Output the material beneath this task exactly, images excluded.

━━━━━━━━━━━━━━━━

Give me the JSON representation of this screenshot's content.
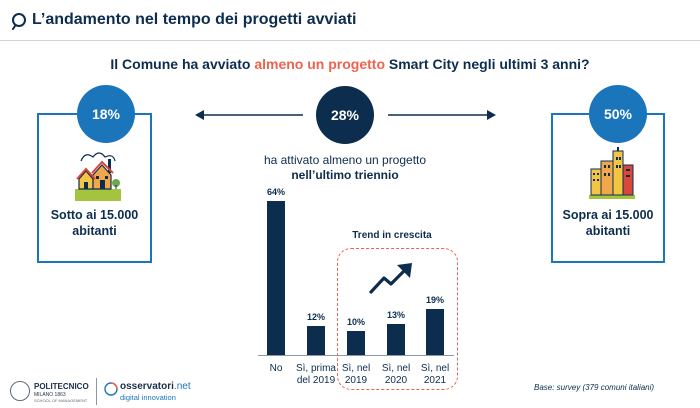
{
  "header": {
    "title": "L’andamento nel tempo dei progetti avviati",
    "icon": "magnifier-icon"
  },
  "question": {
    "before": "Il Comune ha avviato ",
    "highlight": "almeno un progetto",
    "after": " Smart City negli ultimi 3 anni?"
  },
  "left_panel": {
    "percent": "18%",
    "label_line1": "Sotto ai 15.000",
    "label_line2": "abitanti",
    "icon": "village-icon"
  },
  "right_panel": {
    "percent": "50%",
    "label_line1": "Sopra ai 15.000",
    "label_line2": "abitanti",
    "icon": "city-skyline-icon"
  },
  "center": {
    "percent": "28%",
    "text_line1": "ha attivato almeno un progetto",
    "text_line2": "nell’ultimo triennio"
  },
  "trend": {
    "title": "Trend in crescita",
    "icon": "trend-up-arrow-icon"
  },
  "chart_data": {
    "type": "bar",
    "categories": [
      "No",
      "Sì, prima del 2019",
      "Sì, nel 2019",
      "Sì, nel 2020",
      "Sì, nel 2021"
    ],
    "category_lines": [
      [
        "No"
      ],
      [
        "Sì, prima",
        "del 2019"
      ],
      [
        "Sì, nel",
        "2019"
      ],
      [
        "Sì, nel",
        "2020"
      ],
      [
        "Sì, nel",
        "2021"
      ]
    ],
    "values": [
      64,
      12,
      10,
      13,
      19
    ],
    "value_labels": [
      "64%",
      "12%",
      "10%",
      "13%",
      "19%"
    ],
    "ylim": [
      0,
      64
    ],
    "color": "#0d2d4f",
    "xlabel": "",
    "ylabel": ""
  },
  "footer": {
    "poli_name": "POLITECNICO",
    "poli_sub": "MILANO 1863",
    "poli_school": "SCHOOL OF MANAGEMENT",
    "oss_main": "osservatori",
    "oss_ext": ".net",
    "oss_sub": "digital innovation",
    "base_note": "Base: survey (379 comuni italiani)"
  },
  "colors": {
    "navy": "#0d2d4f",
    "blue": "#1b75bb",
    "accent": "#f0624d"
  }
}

━━━━━━━━━━━━━━━━

* **Result of the task**
Give me the JSON representation of this screenshot's content.
{
  "header": {
    "title": "L’andamento nel tempo dei progetti avviati",
    "icon": "magnifier-icon"
  },
  "question": {
    "before": "Il Comune ha avviato ",
    "highlight": "almeno un progetto",
    "after": " Smart City negli ultimi 3 anni?"
  },
  "left_panel": {
    "percent": "18%",
    "label_line1": "Sotto ai 15.000",
    "label_line2": "abitanti",
    "icon": "village-icon"
  },
  "right_panel": {
    "percent": "50%",
    "label_line1": "Sopra ai 15.000",
    "label_line2": "abitanti",
    "icon": "city-skyline-icon"
  },
  "center": {
    "percent": "28%",
    "text_line1": "ha attivato almeno un progetto",
    "text_line2": "nell’ultimo triennio"
  },
  "trend": {
    "title": "Trend in crescita",
    "icon": "trend-up-arrow-icon"
  },
  "chart_data": {
    "type": "bar",
    "categories": [
      "No",
      "Sì, prima del 2019",
      "Sì, nel 2019",
      "Sì, nel 2020",
      "Sì, nel 2021"
    ],
    "category_lines": [
      [
        "No"
      ],
      [
        "Sì, prima",
        "del 2019"
      ],
      [
        "Sì, nel",
        "2019"
      ],
      [
        "Sì, nel",
        "2020"
      ],
      [
        "Sì, nel",
        "2021"
      ]
    ],
    "values": [
      64,
      12,
      10,
      13,
      19
    ],
    "value_labels": [
      "64%",
      "12%",
      "10%",
      "13%",
      "19%"
    ],
    "ylim": [
      0,
      64
    ],
    "color": "#0d2d4f",
    "xlabel": "",
    "ylabel": ""
  },
  "footer": {
    "poli_name": "POLITECNICO",
    "poli_sub": "MILANO 1863",
    "poli_school": "SCHOOL OF MANAGEMENT",
    "oss_main": "osservatori",
    "oss_ext": ".net",
    "oss_sub": "digital innovation",
    "base_note": "Base: survey (379 comuni italiani)"
  },
  "colors": {
    "navy": "#0d2d4f",
    "blue": "#1b75bb",
    "accent": "#f0624d"
  }
}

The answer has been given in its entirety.